> **TASK STATEMENT**
Only lines with the word "Equivalent" are needed; collect each of them from the listing below.
■ ■ ■
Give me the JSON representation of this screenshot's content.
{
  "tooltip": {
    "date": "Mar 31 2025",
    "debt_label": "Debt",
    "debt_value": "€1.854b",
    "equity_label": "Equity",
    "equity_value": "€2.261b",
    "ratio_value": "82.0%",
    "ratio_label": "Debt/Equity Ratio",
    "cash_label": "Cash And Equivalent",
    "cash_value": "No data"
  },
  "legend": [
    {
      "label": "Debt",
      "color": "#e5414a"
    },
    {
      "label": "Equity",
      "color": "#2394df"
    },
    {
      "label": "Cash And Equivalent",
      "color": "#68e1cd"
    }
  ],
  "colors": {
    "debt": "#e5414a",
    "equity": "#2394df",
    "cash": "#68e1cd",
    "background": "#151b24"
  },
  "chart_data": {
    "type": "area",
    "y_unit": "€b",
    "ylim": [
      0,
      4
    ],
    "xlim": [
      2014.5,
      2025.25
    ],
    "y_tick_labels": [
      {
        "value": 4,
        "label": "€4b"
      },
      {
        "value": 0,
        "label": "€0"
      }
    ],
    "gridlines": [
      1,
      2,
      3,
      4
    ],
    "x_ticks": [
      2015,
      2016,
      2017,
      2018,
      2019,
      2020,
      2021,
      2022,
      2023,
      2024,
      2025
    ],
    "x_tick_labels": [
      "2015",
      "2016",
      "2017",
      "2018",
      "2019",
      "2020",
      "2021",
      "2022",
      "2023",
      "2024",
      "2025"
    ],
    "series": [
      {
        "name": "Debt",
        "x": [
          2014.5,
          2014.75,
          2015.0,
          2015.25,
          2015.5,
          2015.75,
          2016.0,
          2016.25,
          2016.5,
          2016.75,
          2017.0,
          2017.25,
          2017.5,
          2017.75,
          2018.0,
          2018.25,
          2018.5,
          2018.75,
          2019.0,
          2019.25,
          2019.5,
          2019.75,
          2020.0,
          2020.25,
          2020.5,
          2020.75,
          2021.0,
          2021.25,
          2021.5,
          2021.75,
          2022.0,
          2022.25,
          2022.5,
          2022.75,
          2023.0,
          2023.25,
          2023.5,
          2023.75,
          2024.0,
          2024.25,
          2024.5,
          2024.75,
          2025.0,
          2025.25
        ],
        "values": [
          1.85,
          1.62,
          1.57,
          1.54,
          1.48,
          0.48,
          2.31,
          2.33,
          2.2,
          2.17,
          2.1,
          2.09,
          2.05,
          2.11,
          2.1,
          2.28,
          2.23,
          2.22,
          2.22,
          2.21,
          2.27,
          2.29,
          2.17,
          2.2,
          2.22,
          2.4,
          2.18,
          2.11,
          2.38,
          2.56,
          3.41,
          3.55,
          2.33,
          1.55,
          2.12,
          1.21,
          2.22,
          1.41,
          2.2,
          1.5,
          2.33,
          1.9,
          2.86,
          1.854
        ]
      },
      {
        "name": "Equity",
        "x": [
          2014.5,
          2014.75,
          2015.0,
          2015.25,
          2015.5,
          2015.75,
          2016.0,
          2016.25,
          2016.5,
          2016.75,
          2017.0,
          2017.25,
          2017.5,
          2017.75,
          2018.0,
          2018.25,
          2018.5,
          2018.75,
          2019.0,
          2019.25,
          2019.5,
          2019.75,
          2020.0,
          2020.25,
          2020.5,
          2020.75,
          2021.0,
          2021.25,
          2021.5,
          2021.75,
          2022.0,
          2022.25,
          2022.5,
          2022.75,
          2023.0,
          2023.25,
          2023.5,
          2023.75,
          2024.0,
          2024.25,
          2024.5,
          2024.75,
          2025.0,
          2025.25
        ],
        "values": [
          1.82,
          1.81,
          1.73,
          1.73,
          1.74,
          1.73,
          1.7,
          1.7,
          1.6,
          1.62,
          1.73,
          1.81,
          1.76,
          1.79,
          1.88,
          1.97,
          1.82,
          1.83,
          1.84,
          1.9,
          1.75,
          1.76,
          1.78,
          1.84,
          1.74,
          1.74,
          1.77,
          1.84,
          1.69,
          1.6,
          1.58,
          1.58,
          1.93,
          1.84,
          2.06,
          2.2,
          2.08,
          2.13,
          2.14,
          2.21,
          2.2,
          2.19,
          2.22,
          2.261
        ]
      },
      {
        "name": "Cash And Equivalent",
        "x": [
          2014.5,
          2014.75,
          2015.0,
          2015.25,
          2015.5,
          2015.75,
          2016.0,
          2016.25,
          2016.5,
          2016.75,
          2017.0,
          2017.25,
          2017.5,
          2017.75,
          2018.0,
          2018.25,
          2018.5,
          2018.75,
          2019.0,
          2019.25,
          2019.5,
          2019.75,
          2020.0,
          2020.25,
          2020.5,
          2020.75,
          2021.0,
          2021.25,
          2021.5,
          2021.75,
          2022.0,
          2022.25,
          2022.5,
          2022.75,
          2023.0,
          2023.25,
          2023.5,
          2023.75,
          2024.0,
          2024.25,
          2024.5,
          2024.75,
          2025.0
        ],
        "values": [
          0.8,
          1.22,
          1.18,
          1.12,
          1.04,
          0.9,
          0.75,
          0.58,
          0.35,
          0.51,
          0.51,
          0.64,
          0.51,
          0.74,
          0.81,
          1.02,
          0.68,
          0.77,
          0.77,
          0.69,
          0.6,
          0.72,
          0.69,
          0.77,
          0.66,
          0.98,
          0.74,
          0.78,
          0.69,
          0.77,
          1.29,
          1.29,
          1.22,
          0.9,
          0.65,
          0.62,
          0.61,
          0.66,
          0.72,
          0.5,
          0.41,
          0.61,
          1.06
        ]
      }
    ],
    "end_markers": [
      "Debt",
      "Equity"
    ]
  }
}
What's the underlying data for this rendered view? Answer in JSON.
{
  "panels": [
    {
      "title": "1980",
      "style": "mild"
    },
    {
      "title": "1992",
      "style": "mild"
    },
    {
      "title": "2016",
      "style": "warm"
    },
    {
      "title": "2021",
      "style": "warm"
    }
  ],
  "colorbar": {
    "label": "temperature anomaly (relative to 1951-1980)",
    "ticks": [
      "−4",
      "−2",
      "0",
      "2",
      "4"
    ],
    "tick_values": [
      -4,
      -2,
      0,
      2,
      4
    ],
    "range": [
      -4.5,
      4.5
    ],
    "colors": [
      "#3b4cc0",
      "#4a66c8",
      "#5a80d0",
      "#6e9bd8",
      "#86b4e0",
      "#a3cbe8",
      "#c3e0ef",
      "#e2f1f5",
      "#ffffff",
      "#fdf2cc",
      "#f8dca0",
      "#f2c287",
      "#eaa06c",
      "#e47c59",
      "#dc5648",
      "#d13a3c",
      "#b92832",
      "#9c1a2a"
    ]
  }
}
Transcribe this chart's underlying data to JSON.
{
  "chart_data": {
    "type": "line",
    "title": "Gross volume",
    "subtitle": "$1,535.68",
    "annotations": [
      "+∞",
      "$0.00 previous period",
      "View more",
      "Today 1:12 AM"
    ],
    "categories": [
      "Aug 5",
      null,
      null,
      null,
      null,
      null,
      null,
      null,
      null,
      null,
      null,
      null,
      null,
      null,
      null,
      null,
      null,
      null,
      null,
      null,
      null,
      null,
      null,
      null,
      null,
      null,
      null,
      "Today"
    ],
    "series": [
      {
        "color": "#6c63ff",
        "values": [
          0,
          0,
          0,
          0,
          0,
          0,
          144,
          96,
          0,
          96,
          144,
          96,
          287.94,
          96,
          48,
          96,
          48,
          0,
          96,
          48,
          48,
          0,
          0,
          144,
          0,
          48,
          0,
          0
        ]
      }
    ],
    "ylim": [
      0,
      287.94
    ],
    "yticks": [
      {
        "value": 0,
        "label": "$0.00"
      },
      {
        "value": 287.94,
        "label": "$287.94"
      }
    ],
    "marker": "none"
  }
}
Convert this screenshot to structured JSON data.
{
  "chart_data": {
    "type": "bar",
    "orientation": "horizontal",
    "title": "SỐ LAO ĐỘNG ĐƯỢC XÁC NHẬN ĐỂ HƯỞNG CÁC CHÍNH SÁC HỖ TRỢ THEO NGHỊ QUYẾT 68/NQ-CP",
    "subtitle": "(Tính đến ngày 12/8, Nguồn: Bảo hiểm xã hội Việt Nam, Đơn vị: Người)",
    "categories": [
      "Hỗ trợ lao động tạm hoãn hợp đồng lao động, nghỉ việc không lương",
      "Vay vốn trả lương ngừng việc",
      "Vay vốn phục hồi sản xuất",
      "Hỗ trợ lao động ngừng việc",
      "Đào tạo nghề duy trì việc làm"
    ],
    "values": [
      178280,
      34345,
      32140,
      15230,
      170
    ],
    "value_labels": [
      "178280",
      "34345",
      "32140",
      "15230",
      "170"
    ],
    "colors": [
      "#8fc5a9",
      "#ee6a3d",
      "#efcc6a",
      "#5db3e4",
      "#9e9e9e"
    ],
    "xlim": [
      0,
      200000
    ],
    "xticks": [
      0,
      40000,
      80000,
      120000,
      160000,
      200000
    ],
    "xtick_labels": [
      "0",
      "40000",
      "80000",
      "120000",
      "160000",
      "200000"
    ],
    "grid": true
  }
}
■ ■ ■
> **EXERCISE OUTPUT**
    "cash_label": "Cash And Equivalent",
      "label": "Cash And Equivalent",
        "name": "Cash And Equivalent",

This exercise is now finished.